**Exercise task**
Repeat the data below exactly, dropping any pictures it holds.

· · · ·

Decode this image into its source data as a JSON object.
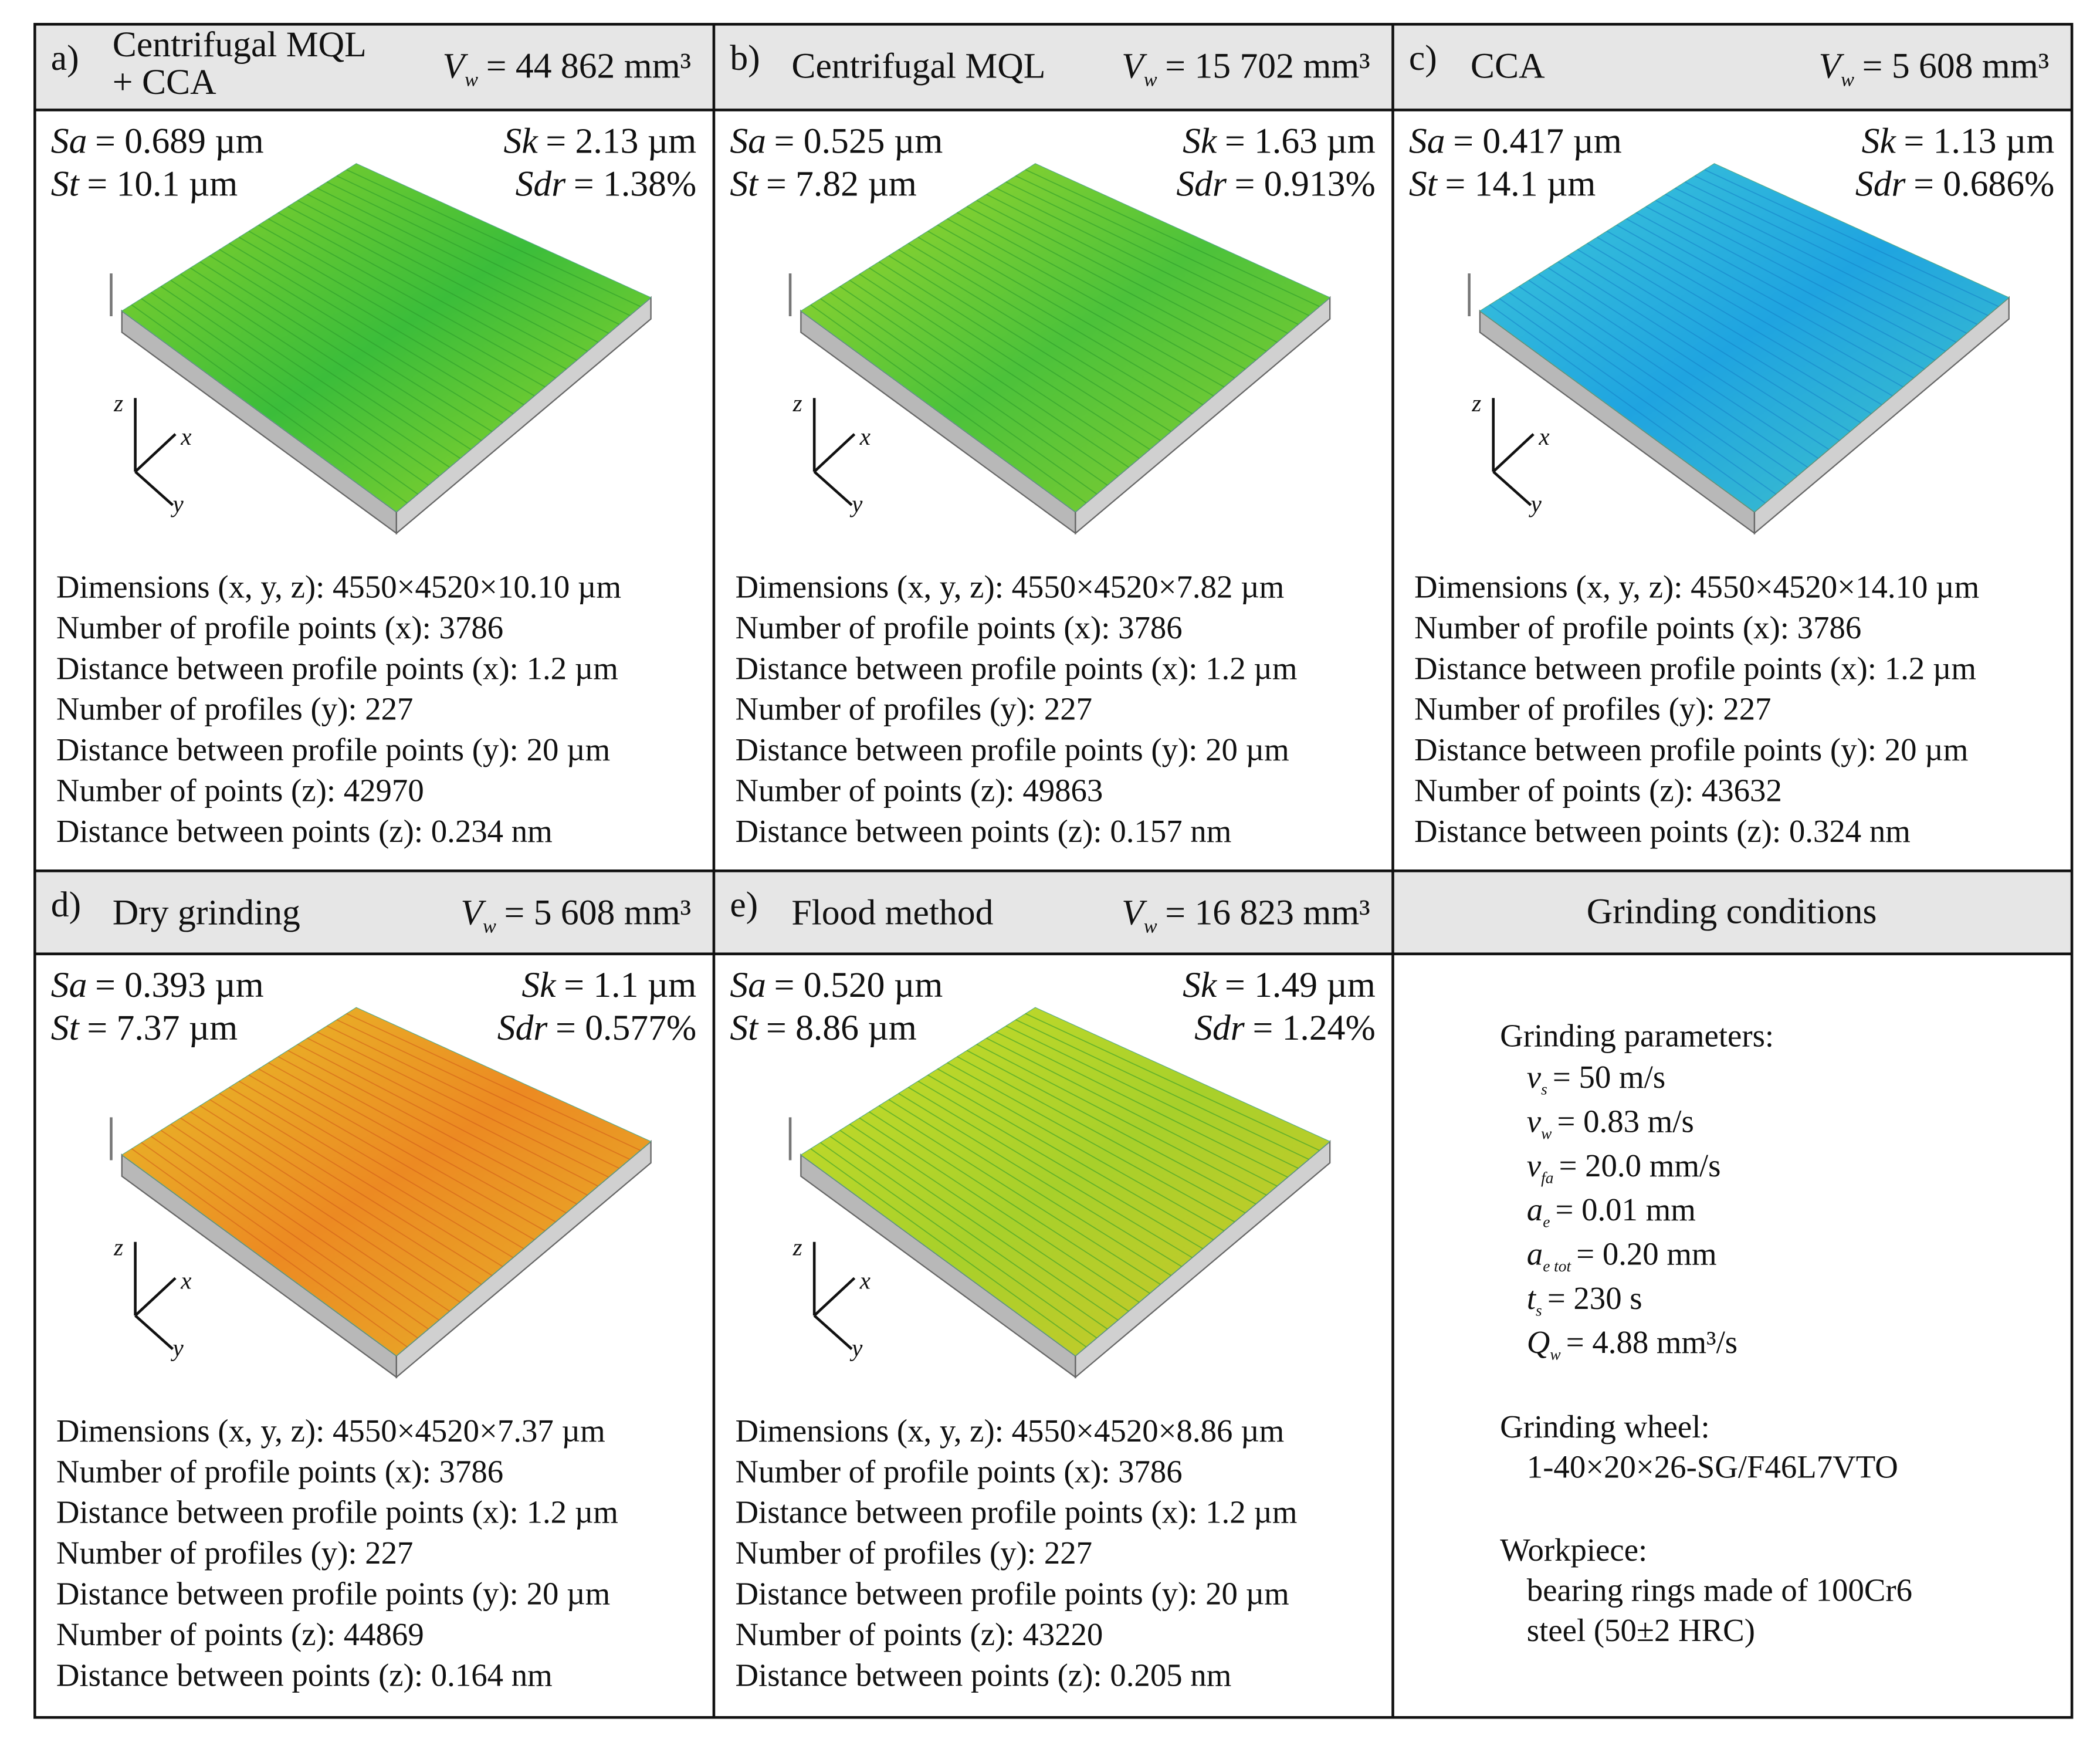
{
  "panels": [
    {
      "label": "a)",
      "title": [
        "Centrifugal MQL",
        "+ CCA"
      ],
      "vw": {
        "symbol": "V",
        "sub": "w",
        "value": "= 44 862 mm³"
      },
      "params": [
        {
          "name": "Sa",
          "value": "= 0.689 µm"
        },
        {
          "name": "Sk",
          "value": "= 2.13 µm"
        },
        {
          "name": "St",
          "value": "= 10.1 µm"
        },
        {
          "name": "Sdr",
          "value": "= 1.38%"
        }
      ],
      "specs": [
        "Dimensions (x, y, z): 4550×4520×10.10 µm",
        "Number of profile points (x): 3786",
        "Distance between profile points (x): 1.2 µm",
        "Number of profiles (y): 227",
        "Distance between profile points (y): 20 µm",
        "Number of points (z): 42970",
        "Distance between points (z): 0.234 nm"
      ]
    },
    {
      "label": "b)",
      "title": [
        "Centrifugal MQL"
      ],
      "vw": {
        "symbol": "V",
        "sub": "w",
        "value": "= 15 702 mm³"
      },
      "params": [
        {
          "name": "Sa",
          "value": "= 0.525 µm"
        },
        {
          "name": "Sk",
          "value": "= 1.63 µm"
        },
        {
          "name": "St",
          "value": "= 7.82 µm"
        },
        {
          "name": "Sdr",
          "value": "= 0.913%"
        }
      ],
      "specs": [
        "Dimensions (x, y, z): 4550×4520×7.82 µm",
        "Number of profile points (x): 3786",
        "Distance between profile points (x): 1.2 µm",
        "Number of profiles (y): 227",
        "Distance between profile points (y): 20 µm",
        "Number of points (z): 49863",
        "Distance between points (z): 0.157 nm"
      ]
    },
    {
      "label": "c)",
      "title": [
        "CCA"
      ],
      "vw": {
        "symbol": "V",
        "sub": "w",
        "value": "= 5 608 mm³"
      },
      "params": [
        {
          "name": "Sa",
          "value": "= 0.417 µm"
        },
        {
          "name": "Sk",
          "value": "= 1.13 µm"
        },
        {
          "name": "St",
          "value": "= 14.1 µm"
        },
        {
          "name": "Sdr",
          "value": "= 0.686%"
        }
      ],
      "specs": [
        "Dimensions (x, y, z): 4550×4520×14.10 µm",
        "Number of profile points (x): 3786",
        "Distance between profile points (x): 1.2 µm",
        "Number of profiles (y): 227",
        "Distance between profile points (y): 20 µm",
        "Number of points (z): 43632",
        "Distance between points (z): 0.324 nm"
      ]
    },
    {
      "label": "d)",
      "title": [
        "Dry grinding"
      ],
      "vw": {
        "symbol": "V",
        "sub": "w",
        "value": "= 5 608 mm³"
      },
      "params": [
        {
          "name": "Sa",
          "value": "= 0.393 µm"
        },
        {
          "name": "Sk",
          "value": "= 1.1 µm"
        },
        {
          "name": "St",
          "value": "= 7.37 µm"
        },
        {
          "name": "Sdr",
          "value": "= 0.577%"
        }
      ],
      "specs": [
        "Dimensions (x, y, z): 4550×4520×7.37 µm",
        "Number of profile points (x): 3786",
        "Distance between profile points (x): 1.2 µm",
        "Number of profiles (y): 227",
        "Distance between profile points (y): 20 µm",
        "Number of points (z): 44869",
        "Distance between points (z): 0.164 nm"
      ]
    },
    {
      "label": "e)",
      "title": [
        "Flood method"
      ],
      "vw": {
        "symbol": "V",
        "sub": "w",
        "value": "= 16 823 mm³"
      },
      "params": [
        {
          "name": "Sa",
          "value": "= 0.520 µm"
        },
        {
          "name": "Sk",
          "value": "= 1.49 µm"
        },
        {
          "name": "St",
          "value": "= 8.86 µm"
        },
        {
          "name": "Sdr",
          "value": "= 1.24%"
        }
      ],
      "specs": [
        "Dimensions (x, y, z): 4550×4520×8.86 µm",
        "Number of profile points (x): 3786",
        "Distance between profile points (x): 1.2 µm",
        "Number of profiles (y): 227",
        "Distance between profile points (y): 20 µm",
        "Number of points (z): 43220",
        "Distance between points (z): 0.205 nm"
      ]
    }
  ],
  "axis_labels": [
    "z",
    "x",
    "y"
  ],
  "conditions": {
    "title": "Grinding conditions",
    "parameters_heading": "Grinding parameters:",
    "parameters": [
      {
        "symbol": "v",
        "sub": "s",
        "value": "= 50 m/s"
      },
      {
        "symbol": "v",
        "sub": "w",
        "value": "= 0.83 m/s"
      },
      {
        "symbol": "v",
        "sub": "fa",
        "value": "= 20.0 mm/s"
      },
      {
        "symbol": "a",
        "sub": "e",
        "value": "= 0.01 mm"
      },
      {
        "symbol": "a",
        "sub": "e tot",
        "value": "= 0.20 mm"
      },
      {
        "symbol": "t",
        "sub": "s",
        "value": "= 230 s"
      },
      {
        "symbol": "Q",
        "sub": "w",
        "value": "= 4.88 mm³/s"
      }
    ],
    "wheel_heading": "Grinding wheel:",
    "wheel": "1-40×20×26-SG/F46L7VTO",
    "workpiece_heading": "Workpiece:",
    "workpiece": [
      "bearing rings made of 100Cr6",
      "steel (50±2 HRC)"
    ]
  }
}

· · · ·

**Complete response**
Decode this image into its source data as a JSON object.
{
  "panels": [
    {
      "label": "a)",
      "title": [
        "Centrifugal MQL",
        "+ CCA"
      ],
      "vw": {
        "symbol": "V",
        "sub": "w",
        "value": "= 44 862 mm³"
      },
      "params": [
        {
          "name": "Sa",
          "value": "= 0.689 µm"
        },
        {
          "name": "Sk",
          "value": "= 2.13 µm"
        },
        {
          "name": "St",
          "value": "= 10.1 µm"
        },
        {
          "name": "Sdr",
          "value": "= 1.38%"
        }
      ],
      "specs": [
        "Dimensions (x, y, z): 4550×4520×10.10 µm",
        "Number of profile points (x): 3786",
        "Distance between profile points (x): 1.2 µm",
        "Number of profiles (y): 227",
        "Distance between profile points (y): 20 µm",
        "Number of points (z): 42970",
        "Distance between points (z): 0.234 nm"
      ]
    },
    {
      "label": "b)",
      "title": [
        "Centrifugal MQL"
      ],
      "vw": {
        "symbol": "V",
        "sub": "w",
        "value": "= 15 702 mm³"
      },
      "params": [
        {
          "name": "Sa",
          "value": "= 0.525 µm"
        },
        {
          "name": "Sk",
          "value": "= 1.63 µm"
        },
        {
          "name": "St",
          "value": "= 7.82 µm"
        },
        {
          "name": "Sdr",
          "value": "= 0.913%"
        }
      ],
      "specs": [
        "Dimensions (x, y, z): 4550×4520×7.82 µm",
        "Number of profile points (x): 3786",
        "Distance between profile points (x): 1.2 µm",
        "Number of profiles (y): 227",
        "Distance between profile points (y): 20 µm",
        "Number of points (z): 49863",
        "Distance between points (z): 0.157 nm"
      ]
    },
    {
      "label": "c)",
      "title": [
        "CCA"
      ],
      "vw": {
        "symbol": "V",
        "sub": "w",
        "value": "= 5 608 mm³"
      },
      "params": [
        {
          "name": "Sa",
          "value": "= 0.417 µm"
        },
        {
          "name": "Sk",
          "value": "= 1.13 µm"
        },
        {
          "name": "St",
          "value": "= 14.1 µm"
        },
        {
          "name": "Sdr",
          "value": "= 0.686%"
        }
      ],
      "specs": [
        "Dimensions (x, y, z): 4550×4520×14.10 µm",
        "Number of profile points (x): 3786",
        "Distance between profile points (x): 1.2 µm",
        "Number of profiles (y): 227",
        "Distance between profile points (y): 20 µm",
        "Number of points (z): 43632",
        "Distance between points (z): 0.324 nm"
      ]
    },
    {
      "label": "d)",
      "title": [
        "Dry grinding"
      ],
      "vw": {
        "symbol": "V",
        "sub": "w",
        "value": "= 5 608 mm³"
      },
      "params": [
        {
          "name": "Sa",
          "value": "= 0.393 µm"
        },
        {
          "name": "Sk",
          "value": "= 1.1 µm"
        },
        {
          "name": "St",
          "value": "= 7.37 µm"
        },
        {
          "name": "Sdr",
          "value": "= 0.577%"
        }
      ],
      "specs": [
        "Dimensions (x, y, z): 4550×4520×7.37 µm",
        "Number of profile points (x): 3786",
        "Distance between profile points (x): 1.2 µm",
        "Number of profiles (y): 227",
        "Distance between profile points (y): 20 µm",
        "Number of points (z): 44869",
        "Distance between points (z): 0.164 nm"
      ]
    },
    {
      "label": "e)",
      "title": [
        "Flood method"
      ],
      "vw": {
        "symbol": "V",
        "sub": "w",
        "value": "= 16 823 mm³"
      },
      "params": [
        {
          "name": "Sa",
          "value": "= 0.520 µm"
        },
        {
          "name": "Sk",
          "value": "= 1.49 µm"
        },
        {
          "name": "St",
          "value": "= 8.86 µm"
        },
        {
          "name": "Sdr",
          "value": "= 1.24%"
        }
      ],
      "specs": [
        "Dimensions (x, y, z): 4550×4520×8.86 µm",
        "Number of profile points (x): 3786",
        "Distance between profile points (x): 1.2 µm",
        "Number of profiles (y): 227",
        "Distance between profile points (y): 20 µm",
        "Number of points (z): 43220",
        "Distance between points (z): 0.205 nm"
      ]
    }
  ],
  "axis_labels": [
    "z",
    "x",
    "y"
  ],
  "conditions": {
    "title": "Grinding conditions",
    "parameters_heading": "Grinding parameters:",
    "parameters": [
      {
        "symbol": "v",
        "sub": "s",
        "value": "= 50 m/s"
      },
      {
        "symbol": "v",
        "sub": "w",
        "value": "= 0.83 m/s"
      },
      {
        "symbol": "v",
        "sub": "fa",
        "value": "= 20.0 mm/s"
      },
      {
        "symbol": "a",
        "sub": "e",
        "value": "= 0.01 mm"
      },
      {
        "symbol": "a",
        "sub": "e tot",
        "value": "= 0.20 mm"
      },
      {
        "symbol": "t",
        "sub": "s",
        "value": "= 230 s"
      },
      {
        "symbol": "Q",
        "sub": "w",
        "value": "= 4.88 mm³/s"
      }
    ],
    "wheel_heading": "Grinding wheel:",
    "wheel": "1-40×20×26-SG/F46L7VTO",
    "workpiece_heading": "Workpiece:",
    "workpiece": [
      "bearing rings made of 100Cr6",
      "steel (50±2 HRC)"
    ]
  }
}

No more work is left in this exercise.